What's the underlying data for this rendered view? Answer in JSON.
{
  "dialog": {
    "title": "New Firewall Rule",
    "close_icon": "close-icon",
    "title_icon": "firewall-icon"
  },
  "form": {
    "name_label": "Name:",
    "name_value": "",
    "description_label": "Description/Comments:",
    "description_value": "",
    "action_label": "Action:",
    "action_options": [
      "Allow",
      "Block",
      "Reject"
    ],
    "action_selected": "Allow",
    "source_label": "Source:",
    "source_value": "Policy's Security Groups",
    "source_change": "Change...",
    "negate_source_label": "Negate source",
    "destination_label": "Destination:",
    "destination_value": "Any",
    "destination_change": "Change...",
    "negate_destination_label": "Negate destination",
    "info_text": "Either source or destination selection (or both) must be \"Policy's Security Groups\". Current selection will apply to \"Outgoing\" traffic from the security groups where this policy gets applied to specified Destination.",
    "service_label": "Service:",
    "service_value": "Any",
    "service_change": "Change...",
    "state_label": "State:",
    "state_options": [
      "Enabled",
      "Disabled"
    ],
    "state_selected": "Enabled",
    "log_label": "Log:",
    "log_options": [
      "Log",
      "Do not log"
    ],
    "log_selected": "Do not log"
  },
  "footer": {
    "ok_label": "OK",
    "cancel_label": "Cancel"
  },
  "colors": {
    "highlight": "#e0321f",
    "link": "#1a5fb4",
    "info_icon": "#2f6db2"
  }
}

********************

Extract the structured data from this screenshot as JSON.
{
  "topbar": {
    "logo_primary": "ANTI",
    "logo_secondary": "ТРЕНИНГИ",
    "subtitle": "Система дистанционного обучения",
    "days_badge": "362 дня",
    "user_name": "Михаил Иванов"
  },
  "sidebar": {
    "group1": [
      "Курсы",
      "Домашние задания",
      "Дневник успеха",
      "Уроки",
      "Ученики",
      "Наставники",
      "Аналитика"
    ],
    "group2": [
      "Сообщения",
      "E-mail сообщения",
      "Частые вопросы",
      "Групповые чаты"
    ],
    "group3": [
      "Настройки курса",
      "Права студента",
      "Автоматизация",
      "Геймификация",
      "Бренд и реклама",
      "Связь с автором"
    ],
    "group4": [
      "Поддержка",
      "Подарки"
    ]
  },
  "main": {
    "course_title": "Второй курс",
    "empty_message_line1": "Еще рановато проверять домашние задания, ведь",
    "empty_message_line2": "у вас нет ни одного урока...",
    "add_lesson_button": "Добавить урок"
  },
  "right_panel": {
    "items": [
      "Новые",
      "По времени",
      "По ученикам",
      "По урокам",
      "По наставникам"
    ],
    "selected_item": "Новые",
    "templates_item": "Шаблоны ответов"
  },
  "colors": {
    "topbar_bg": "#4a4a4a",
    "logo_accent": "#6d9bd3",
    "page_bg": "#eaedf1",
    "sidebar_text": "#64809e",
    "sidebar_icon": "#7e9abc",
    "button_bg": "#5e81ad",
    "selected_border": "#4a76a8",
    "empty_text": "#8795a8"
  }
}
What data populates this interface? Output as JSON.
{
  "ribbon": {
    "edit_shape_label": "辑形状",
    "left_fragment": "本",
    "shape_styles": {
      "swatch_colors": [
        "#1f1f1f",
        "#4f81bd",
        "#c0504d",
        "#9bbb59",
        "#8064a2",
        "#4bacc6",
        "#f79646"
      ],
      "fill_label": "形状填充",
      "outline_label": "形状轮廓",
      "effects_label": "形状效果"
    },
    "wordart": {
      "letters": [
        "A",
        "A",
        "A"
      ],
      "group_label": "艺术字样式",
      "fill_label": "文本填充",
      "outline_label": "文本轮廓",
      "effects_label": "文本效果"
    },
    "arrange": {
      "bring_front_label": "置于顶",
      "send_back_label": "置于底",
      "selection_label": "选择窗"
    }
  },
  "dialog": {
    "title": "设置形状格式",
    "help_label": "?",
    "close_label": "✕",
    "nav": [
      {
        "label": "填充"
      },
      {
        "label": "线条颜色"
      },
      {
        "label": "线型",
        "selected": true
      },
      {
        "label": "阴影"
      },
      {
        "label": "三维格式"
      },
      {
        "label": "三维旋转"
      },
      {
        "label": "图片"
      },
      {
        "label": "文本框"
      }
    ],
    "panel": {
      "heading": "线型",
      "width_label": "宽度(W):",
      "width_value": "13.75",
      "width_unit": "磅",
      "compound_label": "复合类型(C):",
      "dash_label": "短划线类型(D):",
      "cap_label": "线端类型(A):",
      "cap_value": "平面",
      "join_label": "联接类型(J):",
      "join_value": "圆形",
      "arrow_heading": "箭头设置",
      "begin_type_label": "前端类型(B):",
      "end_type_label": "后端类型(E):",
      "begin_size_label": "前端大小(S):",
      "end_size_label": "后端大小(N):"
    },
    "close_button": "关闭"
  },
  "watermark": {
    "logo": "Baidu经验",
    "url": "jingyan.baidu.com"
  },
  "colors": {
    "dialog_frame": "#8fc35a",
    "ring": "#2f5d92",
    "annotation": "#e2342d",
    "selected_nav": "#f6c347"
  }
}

********************

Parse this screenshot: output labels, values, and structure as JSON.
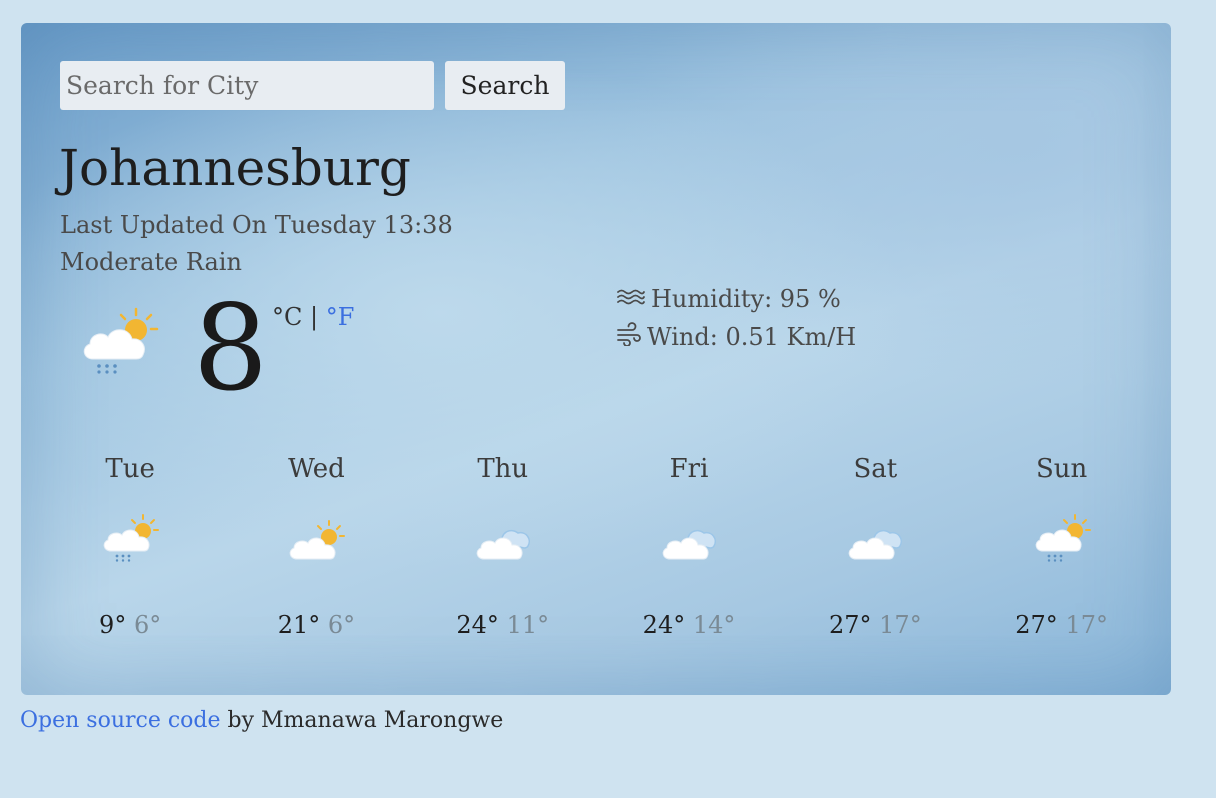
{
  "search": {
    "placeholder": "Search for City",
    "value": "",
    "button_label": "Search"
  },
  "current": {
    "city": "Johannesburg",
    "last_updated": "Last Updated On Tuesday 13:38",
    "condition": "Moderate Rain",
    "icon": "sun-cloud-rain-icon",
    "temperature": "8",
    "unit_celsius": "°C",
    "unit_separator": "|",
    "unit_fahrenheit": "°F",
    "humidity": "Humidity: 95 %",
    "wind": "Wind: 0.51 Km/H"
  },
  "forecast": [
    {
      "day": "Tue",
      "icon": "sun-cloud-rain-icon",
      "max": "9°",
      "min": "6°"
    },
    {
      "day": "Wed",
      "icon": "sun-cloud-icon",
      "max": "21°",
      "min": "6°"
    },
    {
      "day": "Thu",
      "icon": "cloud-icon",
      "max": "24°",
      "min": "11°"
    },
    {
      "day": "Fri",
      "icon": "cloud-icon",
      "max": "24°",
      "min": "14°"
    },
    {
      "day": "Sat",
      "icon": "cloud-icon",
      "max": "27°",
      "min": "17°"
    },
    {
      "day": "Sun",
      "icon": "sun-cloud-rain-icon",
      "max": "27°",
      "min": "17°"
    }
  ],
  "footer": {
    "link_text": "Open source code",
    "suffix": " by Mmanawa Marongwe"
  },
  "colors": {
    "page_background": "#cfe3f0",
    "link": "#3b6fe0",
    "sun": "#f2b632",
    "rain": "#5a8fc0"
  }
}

********************

**WHAT NEEDS TO BE DONE:**
Using the records above, find and show each line with the string "JSON".

**ANSWER FOR THIS EXERCISE:**
What's the underlying data for this rendered view? Answer in JSON.
Extract the structured data from this screenshot as JSON.
What data populates this interface? Output as JSON.
Parse this screenshot: output labels, values, and structure as JSON.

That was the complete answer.